--- BEGIN Dataset content ---

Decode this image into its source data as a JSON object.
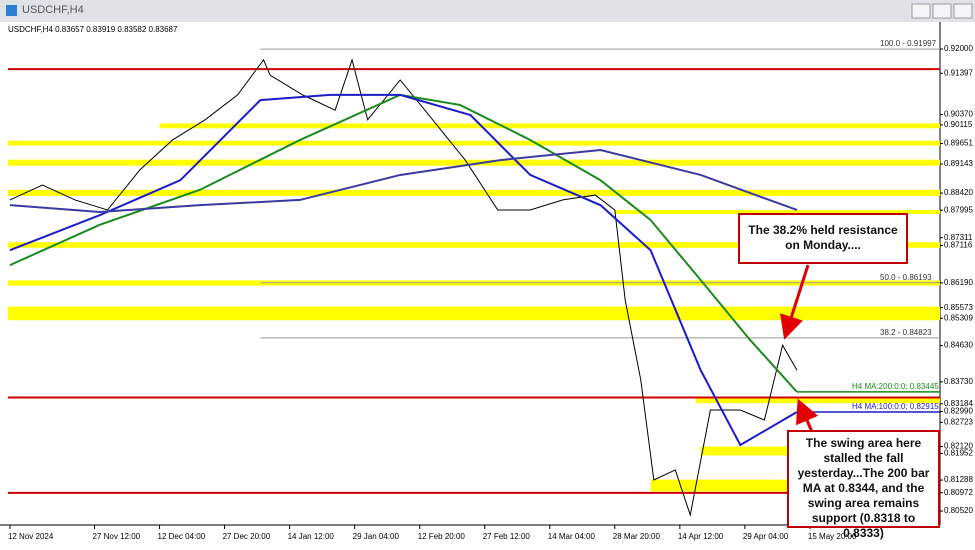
{
  "window": {
    "title": "USDCHF,H4"
  },
  "chart_data": {
    "type": "line",
    "title": "USDCHF,H4  0.83657 0.83919 0.83582 0.83687",
    "xlim": [
      -0.03,
      14.3
    ],
    "ylim": [
      0.80172,
      0.92348
    ],
    "xticks": [
      {
        "value": 0,
        "label": "12 Nov 2024"
      },
      {
        "value": 1.3,
        "label": "27 Nov 12:00"
      },
      {
        "value": 2.3,
        "label": "12 Dec 04:00"
      },
      {
        "value": 3.3,
        "label": "27 Dec 20:00"
      },
      {
        "value": 4.3,
        "label": "14 Jan 12:00"
      },
      {
        "value": 5.3,
        "label": "29 Jan 04:00"
      },
      {
        "value": 6.3,
        "label": "12 Feb 20:00"
      },
      {
        "value": 7.3,
        "label": "27 Feb 12:00"
      },
      {
        "value": 8.3,
        "label": "14 Mar 04:00"
      },
      {
        "value": 9.3,
        "label": "28 Mar 20:00"
      },
      {
        "value": 10.3,
        "label": "14 Apr 12:00"
      },
      {
        "value": 11.3,
        "label": "29 Apr 04:00"
      },
      {
        "value": 12.3,
        "label": "15 May 20:00"
      }
    ],
    "yticks": [
      {
        "value": 0.92,
        "label": "0.92000"
      },
      0.91397,
      {
        "value": 0.9037,
        "label": "0.90370"
      },
      0.90115,
      0.89651,
      0.89143,
      {
        "value": 0.8842,
        "label": "0.88420"
      },
      0.87995,
      0.87311,
      0.87116,
      {
        "value": 0.8619,
        "label": "0.86190"
      },
      0.85573,
      0.85309,
      {
        "value": 0.8463,
        "label": "0.84630"
      },
      {
        "value": 0.8373,
        "label": "0.83730"
      },
      0.83184,
      {
        "value": 0.8299,
        "label": "0.82990"
      },
      0.82723,
      {
        "value": 0.8212,
        "label": "0.82120"
      },
      0.81952,
      0.81288,
      0.80972,
      {
        "value": 0.8052,
        "label": "0.80520"
      }
    ],
    "series": [
      {
        "color": "#000000",
        "x": [
          0,
          0.5,
          1,
          1.5,
          2,
          2.5,
          3,
          3.5,
          3.9,
          4,
          4.5,
          5,
          5.26,
          5.5,
          6,
          6.5,
          7,
          7.5,
          8,
          8.5,
          9,
          9.3,
          9.46,
          9.7,
          9.9,
          10.23,
          10.46,
          10.77,
          11.23,
          11.6,
          11.88,
          12.1
        ],
        "values": [
          0.8825,
          0.8862,
          0.8825,
          0.88,
          0.89,
          0.8974,
          0.9024,
          0.9086,
          0.9173,
          0.9135,
          0.9086,
          0.9048,
          0.9173,
          0.9024,
          0.9123,
          0.9024,
          0.8924,
          0.88,
          0.88,
          0.8825,
          0.8837,
          0.88,
          0.8576,
          0.8377,
          0.8129,
          0.8154,
          0.8042,
          0.8303,
          0.8303,
          0.8278,
          0.8464,
          0.8402
        ]
      },
      {
        "color": "#1a8a1a",
        "label": "H4 MA:200:0:0; 0.83445",
        "x": [
          0,
          1.38,
          2.92,
          4.46,
          6,
          6.92,
          8,
          9.08,
          9.85,
          10.62,
          11.38,
          12.1
        ],
        "values": [
          0.8663,
          0.8763,
          0.885,
          0.8974,
          0.9086,
          0.9061,
          0.8974,
          0.8874,
          0.8775,
          0.8626,
          0.8477,
          0.8348
        ]
      },
      {
        "color": "#1c1cc8",
        "label": "H4 MA:100:0:0; 0.82915",
        "x": [
          0,
          1.38,
          2.62,
          3.85,
          4.92,
          6,
          7.08,
          8,
          9.08,
          9.85,
          10.62,
          11.23,
          12.1
        ],
        "values": [
          0.87,
          0.8787,
          0.8874,
          0.9073,
          0.9086,
          0.9086,
          0.9036,
          0.8887,
          0.8812,
          0.87,
          0.8402,
          0.8216,
          0.8298
        ]
      },
      {
        "color": "#3a3aa0",
        "x": [
          0,
          1.38,
          2.92,
          4.46,
          6,
          7.54,
          9.08,
          10.62,
          12.1
        ],
        "values": [
          0.8812,
          0.8795,
          0.8812,
          0.8825,
          0.8887,
          0.8924,
          0.8949,
          0.8887,
          0.88
        ]
      }
    ],
    "zones": [
      {
        "range": [
          0.9003,
          0.9015
        ],
        "from": 2.3
      },
      {
        "range": [
          0.896,
          0.8972
        ],
        "from": -0.03
      },
      {
        "range": [
          0.891,
          0.8925
        ],
        "from": -0.03
      },
      {
        "range": [
          0.8835,
          0.885
        ],
        "from": -0.03
      },
      {
        "range": [
          0.879,
          0.88
        ],
        "from": 9.3
      },
      {
        "range": [
          0.8706,
          0.872
        ],
        "from": -0.03
      },
      {
        "range": [
          0.8612,
          0.8625
        ],
        "from": -0.03
      },
      {
        "range": [
          0.8526,
          0.856
        ],
        "from": -0.03
      },
      {
        "range": [
          0.832,
          0.8333
        ],
        "from": 10.55
      },
      {
        "range": [
          0.819,
          0.8212
        ],
        "from": 10.62
      },
      {
        "range": [
          0.81,
          0.813
        ],
        "from": 9.85
      }
    ],
    "red_lines": [
      0.915,
      0.8334,
      0.8097
    ],
    "fib_levels": [
      {
        "label": "100.0 - 0.91997",
        "value": 0.91997,
        "from": 3.85
      },
      {
        "label": "50.0 - 0.86193",
        "value": 0.86193,
        "from": 3.85
      },
      {
        "label": "38.2 - 0.84823",
        "value": 0.84823,
        "from": 3.85
      }
    ],
    "annotations": [
      "The 38.2% held resistance on Monday....",
      "The swing area here stalled the fall yesterday...The 200 bar MA at 0.8344,  and the swing area remains support (0.8318 to 0.8333)"
    ]
  }
}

--- END Dataset content ---

Write out each line of the data exactly; the images should be left out.

_Output of the task_
Decode this image into its source data as a JSON object.
{
  "window": {
    "title": "USDCHF,H4"
  },
  "chart_data": {
    "type": "line",
    "title": "USDCHF,H4  0.83657 0.83919 0.83582 0.83687",
    "xlim": [
      -0.03,
      14.3
    ],
    "ylim": [
      0.80172,
      0.92348
    ],
    "xticks": [
      {
        "value": 0,
        "label": "12 Nov 2024"
      },
      {
        "value": 1.3,
        "label": "27 Nov 12:00"
      },
      {
        "value": 2.3,
        "label": "12 Dec 04:00"
      },
      {
        "value": 3.3,
        "label": "27 Dec 20:00"
      },
      {
        "value": 4.3,
        "label": "14 Jan 12:00"
      },
      {
        "value": 5.3,
        "label": "29 Jan 04:00"
      },
      {
        "value": 6.3,
        "label": "12 Feb 20:00"
      },
      {
        "value": 7.3,
        "label": "27 Feb 12:00"
      },
      {
        "value": 8.3,
        "label": "14 Mar 04:00"
      },
      {
        "value": 9.3,
        "label": "28 Mar 20:00"
      },
      {
        "value": 10.3,
        "label": "14 Apr 12:00"
      },
      {
        "value": 11.3,
        "label": "29 Apr 04:00"
      },
      {
        "value": 12.3,
        "label": "15 May 20:00"
      }
    ],
    "yticks": [
      {
        "value": 0.92,
        "label": "0.92000"
      },
      0.91397,
      {
        "value": 0.9037,
        "label": "0.90370"
      },
      0.90115,
      0.89651,
      0.89143,
      {
        "value": 0.8842,
        "label": "0.88420"
      },
      0.87995,
      0.87311,
      0.87116,
      {
        "value": 0.8619,
        "label": "0.86190"
      },
      0.85573,
      0.85309,
      {
        "value": 0.8463,
        "label": "0.84630"
      },
      {
        "value": 0.8373,
        "label": "0.83730"
      },
      0.83184,
      {
        "value": 0.8299,
        "label": "0.82990"
      },
      0.82723,
      {
        "value": 0.8212,
        "label": "0.82120"
      },
      0.81952,
      0.81288,
      0.80972,
      {
        "value": 0.8052,
        "label": "0.80520"
      }
    ],
    "series": [
      {
        "color": "#000000",
        "x": [
          0,
          0.5,
          1,
          1.5,
          2,
          2.5,
          3,
          3.5,
          3.9,
          4,
          4.5,
          5,
          5.26,
          5.5,
          6,
          6.5,
          7,
          7.5,
          8,
          8.5,
          9,
          9.3,
          9.46,
          9.7,
          9.9,
          10.23,
          10.46,
          10.77,
          11.23,
          11.6,
          11.88,
          12.1
        ],
        "values": [
          0.8825,
          0.8862,
          0.8825,
          0.88,
          0.89,
          0.8974,
          0.9024,
          0.9086,
          0.9173,
          0.9135,
          0.9086,
          0.9048,
          0.9173,
          0.9024,
          0.9123,
          0.9024,
          0.8924,
          0.88,
          0.88,
          0.8825,
          0.8837,
          0.88,
          0.8576,
          0.8377,
          0.8129,
          0.8154,
          0.8042,
          0.8303,
          0.8303,
          0.8278,
          0.8464,
          0.8402
        ]
      },
      {
        "color": "#1a8a1a",
        "label": "H4 MA:200:0:0; 0.83445",
        "x": [
          0,
          1.38,
          2.92,
          4.46,
          6,
          6.92,
          8,
          9.08,
          9.85,
          10.62,
          11.38,
          12.1
        ],
        "values": [
          0.8663,
          0.8763,
          0.885,
          0.8974,
          0.9086,
          0.9061,
          0.8974,
          0.8874,
          0.8775,
          0.8626,
          0.8477,
          0.8348
        ]
      },
      {
        "color": "#1c1cc8",
        "label": "H4 MA:100:0:0; 0.82915",
        "x": [
          0,
          1.38,
          2.62,
          3.85,
          4.92,
          6,
          7.08,
          8,
          9.08,
          9.85,
          10.62,
          11.23,
          12.1
        ],
        "values": [
          0.87,
          0.8787,
          0.8874,
          0.9073,
          0.9086,
          0.9086,
          0.9036,
          0.8887,
          0.8812,
          0.87,
          0.8402,
          0.8216,
          0.8298
        ]
      },
      {
        "color": "#3a3aa0",
        "x": [
          0,
          1.38,
          2.92,
          4.46,
          6,
          7.54,
          9.08,
          10.62,
          12.1
        ],
        "values": [
          0.8812,
          0.8795,
          0.8812,
          0.8825,
          0.8887,
          0.8924,
          0.8949,
          0.8887,
          0.88
        ]
      }
    ],
    "zones": [
      {
        "range": [
          0.9003,
          0.9015
        ],
        "from": 2.3
      },
      {
        "range": [
          0.896,
          0.8972
        ],
        "from": -0.03
      },
      {
        "range": [
          0.891,
          0.8925
        ],
        "from": -0.03
      },
      {
        "range": [
          0.8835,
          0.885
        ],
        "from": -0.03
      },
      {
        "range": [
          0.879,
          0.88
        ],
        "from": 9.3
      },
      {
        "range": [
          0.8706,
          0.872
        ],
        "from": -0.03
      },
      {
        "range": [
          0.8612,
          0.8625
        ],
        "from": -0.03
      },
      {
        "range": [
          0.8526,
          0.856
        ],
        "from": -0.03
      },
      {
        "range": [
          0.832,
          0.8333
        ],
        "from": 10.55
      },
      {
        "range": [
          0.819,
          0.8212
        ],
        "from": 10.62
      },
      {
        "range": [
          0.81,
          0.813
        ],
        "from": 9.85
      }
    ],
    "red_lines": [
      0.915,
      0.8334,
      0.8097
    ],
    "fib_levels": [
      {
        "label": "100.0 - 0.91997",
        "value": 0.91997,
        "from": 3.85
      },
      {
        "label": "50.0 - 0.86193",
        "value": 0.86193,
        "from": 3.85
      },
      {
        "label": "38.2 - 0.84823",
        "value": 0.84823,
        "from": 3.85
      }
    ],
    "annotations": [
      "The 38.2% held resistance on Monday....",
      "The swing area here stalled the fall yesterday...The 200 bar MA at 0.8344,  and the swing area remains support (0.8318 to 0.8333)"
    ]
  }
}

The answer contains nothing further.